### What is expected:
Please print the whole listing again, exactly as shown.

***

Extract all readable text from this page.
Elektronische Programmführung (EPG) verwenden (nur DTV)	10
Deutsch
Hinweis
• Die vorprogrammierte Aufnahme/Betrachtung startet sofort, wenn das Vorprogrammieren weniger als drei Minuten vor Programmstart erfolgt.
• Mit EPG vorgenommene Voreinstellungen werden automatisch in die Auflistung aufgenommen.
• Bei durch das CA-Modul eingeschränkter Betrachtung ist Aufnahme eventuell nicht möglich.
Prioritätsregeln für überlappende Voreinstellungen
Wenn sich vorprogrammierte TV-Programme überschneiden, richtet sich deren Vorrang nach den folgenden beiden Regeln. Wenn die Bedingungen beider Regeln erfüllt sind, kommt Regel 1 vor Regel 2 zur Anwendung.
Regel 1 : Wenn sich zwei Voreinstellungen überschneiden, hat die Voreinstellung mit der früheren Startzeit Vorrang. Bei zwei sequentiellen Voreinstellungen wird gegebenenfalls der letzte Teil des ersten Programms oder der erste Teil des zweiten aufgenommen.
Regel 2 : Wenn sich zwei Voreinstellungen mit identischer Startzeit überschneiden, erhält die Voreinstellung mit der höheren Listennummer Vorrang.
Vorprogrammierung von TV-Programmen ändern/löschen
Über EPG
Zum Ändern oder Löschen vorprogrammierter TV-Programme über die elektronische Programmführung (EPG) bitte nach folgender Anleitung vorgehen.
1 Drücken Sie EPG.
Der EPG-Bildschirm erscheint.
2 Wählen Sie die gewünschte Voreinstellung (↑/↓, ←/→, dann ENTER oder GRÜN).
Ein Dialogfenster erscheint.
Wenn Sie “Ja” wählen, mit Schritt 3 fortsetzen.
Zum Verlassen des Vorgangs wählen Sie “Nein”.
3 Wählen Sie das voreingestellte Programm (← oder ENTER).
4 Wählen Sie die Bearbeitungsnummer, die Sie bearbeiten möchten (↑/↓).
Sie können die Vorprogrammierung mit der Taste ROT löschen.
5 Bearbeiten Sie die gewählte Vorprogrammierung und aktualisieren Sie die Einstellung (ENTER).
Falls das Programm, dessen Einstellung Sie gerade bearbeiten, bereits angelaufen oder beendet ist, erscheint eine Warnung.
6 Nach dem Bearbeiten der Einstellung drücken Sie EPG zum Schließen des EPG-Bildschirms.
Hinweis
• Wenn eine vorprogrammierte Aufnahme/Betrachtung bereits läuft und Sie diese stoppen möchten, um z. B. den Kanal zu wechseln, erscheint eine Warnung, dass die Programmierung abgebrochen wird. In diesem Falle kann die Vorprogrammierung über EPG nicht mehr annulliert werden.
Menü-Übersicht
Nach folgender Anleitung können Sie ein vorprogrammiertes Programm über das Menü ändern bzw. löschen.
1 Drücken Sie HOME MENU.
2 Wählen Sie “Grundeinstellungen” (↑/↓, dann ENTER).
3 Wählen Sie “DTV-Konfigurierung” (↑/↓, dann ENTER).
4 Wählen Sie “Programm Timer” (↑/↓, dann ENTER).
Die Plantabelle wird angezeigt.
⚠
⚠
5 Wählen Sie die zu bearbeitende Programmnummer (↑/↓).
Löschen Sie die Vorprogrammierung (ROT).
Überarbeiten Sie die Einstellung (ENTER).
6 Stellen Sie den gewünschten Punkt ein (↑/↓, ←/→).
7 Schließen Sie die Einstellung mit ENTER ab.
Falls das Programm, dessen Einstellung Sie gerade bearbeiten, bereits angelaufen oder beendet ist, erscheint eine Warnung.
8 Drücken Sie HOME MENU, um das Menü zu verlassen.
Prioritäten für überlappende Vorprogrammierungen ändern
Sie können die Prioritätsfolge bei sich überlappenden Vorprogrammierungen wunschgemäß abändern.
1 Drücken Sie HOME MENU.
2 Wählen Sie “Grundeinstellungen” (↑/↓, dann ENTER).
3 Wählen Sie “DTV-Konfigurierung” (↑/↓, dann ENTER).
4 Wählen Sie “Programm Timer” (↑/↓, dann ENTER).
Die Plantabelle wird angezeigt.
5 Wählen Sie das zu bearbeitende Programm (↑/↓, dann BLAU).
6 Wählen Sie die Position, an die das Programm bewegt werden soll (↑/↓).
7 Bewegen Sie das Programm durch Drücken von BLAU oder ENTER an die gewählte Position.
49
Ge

***

### Result of this exercise:
Extract all readable text from this page.
Elektronische Programmführung (EPG) verwenden (nur DTV)	10
Deutsch
Hinweis
• Die vorprogrammierte Aufnahme/Betrachtung startet sofort, wenn das Vorprogrammieren weniger als drei Minuten vor Programmstart erfolgt.
• Mit EPG vorgenommene Voreinstellungen werden automatisch in die Auflistung aufgenommen.
• Bei durch das CA-Modul eingeschränkter Betrachtung ist Aufnahme eventuell nicht möglich.
Prioritätsregeln für überlappende Voreinstellungen
Wenn sich vorprogrammierte TV-Programme überschneiden, richtet sich deren Vorrang nach den folgenden beiden Regeln. Wenn die Bedingungen beider Regeln erfüllt sind, kommt Regel 1 vor Regel 2 zur Anwendung.
Regel 1 : Wenn sich zwei Voreinstellungen überschneiden, hat die Voreinstellung mit der früheren Startzeit Vorrang. Bei zwei sequentiellen Voreinstellungen wird gegebenenfalls der letzte Teil des ersten Programms oder der erste Teil des zweiten aufgenommen.
Regel 2 : Wenn sich zwei Voreinstellungen mit identischer Startzeit überschneiden, erhält die Voreinstellung mit der höheren Listennummer Vorrang.
Vorprogrammierung von TV-Programmen ändern/löschen
Über EPG
Zum Ändern oder Löschen vorprogrammierter TV-Programme über die elektronische Programmführung (EPG) bitte nach folgender Anleitung vorgehen.
1 Drücken Sie EPG.
Der EPG-Bildschirm erscheint.
2 Wählen Sie die gewünschte Voreinstellung (↑/↓, ←/→, dann ENTER oder GRÜN).
Ein Dialogfenster erscheint.
Wenn Sie “Ja” wählen, mit Schritt 3 fortsetzen.
Zum Verlassen des Vorgangs wählen Sie “Nein”.
3 Wählen Sie das voreingestellte Programm (← oder ENTER).
4 Wählen Sie die Bearbeitungsnummer, die Sie bearbeiten möchten (↑/↓).
Sie können die Vorprogrammierung mit der Taste ROT löschen.
5 Bearbeiten Sie die gewählte Vorprogrammierung und aktualisieren Sie die Einstellung (ENTER).
Falls das Programm, dessen Einstellung Sie gerade bearbeiten, bereits angelaufen oder beendet ist, erscheint eine Warnung.
6 Nach dem Bearbeiten der Einstellung drücken Sie EPG zum Schließen des EPG-Bildschirms.
Hinweis
• Wenn eine vorprogrammierte Aufnahme/Betrachtung bereits läuft und Sie diese stoppen möchten, um z. B. den Kanal zu wechseln, erscheint eine Warnung, dass die Programmierung abgebrochen wird. In diesem Falle kann die Vorprogrammierung über EPG nicht mehr annulliert werden.
Menü-Übersicht
Nach folgender Anleitung können Sie ein vorprogrammiertes Programm über das Menü ändern bzw. löschen.
1 Drücken Sie HOME MENU.
2 Wählen Sie “Grundeinstellungen” (↑/↓, dann ENTER).
3 Wählen Sie “DTV-Konfigurierung” (↑/↓, dann ENTER).
4 Wählen Sie “Programm Timer” (↑/↓, dann ENTER).
Die Plantabelle wird angezeigt.
⚠
⚠
5 Wählen Sie die zu bearbeitende Programmnummer (↑/↓).
Löschen Sie die Vorprogrammierung (ROT).
Überarbeiten Sie die Einstellung (ENTER).
6 Stellen Sie den gewünschten Punkt ein (↑/↓, ←/→).
7 Schließen Sie die Einstellung mit ENTER ab.
Falls das Programm, dessen Einstellung Sie gerade bearbeiten, bereits angelaufen oder beendet ist, erscheint eine Warnung.
8 Drücken Sie HOME MENU, um das Menü zu verlassen.
Prioritäten für überlappende Vorprogrammierungen ändern
Sie können die Prioritätsfolge bei sich überlappenden Vorprogrammierungen wunschgemäß abändern.
1 Drücken Sie HOME MENU.
2 Wählen Sie “Grundeinstellungen” (↑/↓, dann ENTER).
3 Wählen Sie “DTV-Konfigurierung” (↑/↓, dann ENTER).
4 Wählen Sie “Programm Timer” (↑/↓, dann ENTER).
Die Plantabelle wird angezeigt.
5 Wählen Sie das zu bearbeitende Programm (↑/↓, dann BLAU).
6 Wählen Sie die Position, an die das Programm bewegt werden soll (↑/↓).
7 Bewegen Sie das Programm durch Drücken von BLAU oder ENTER an die gewählte Position.
49
Ge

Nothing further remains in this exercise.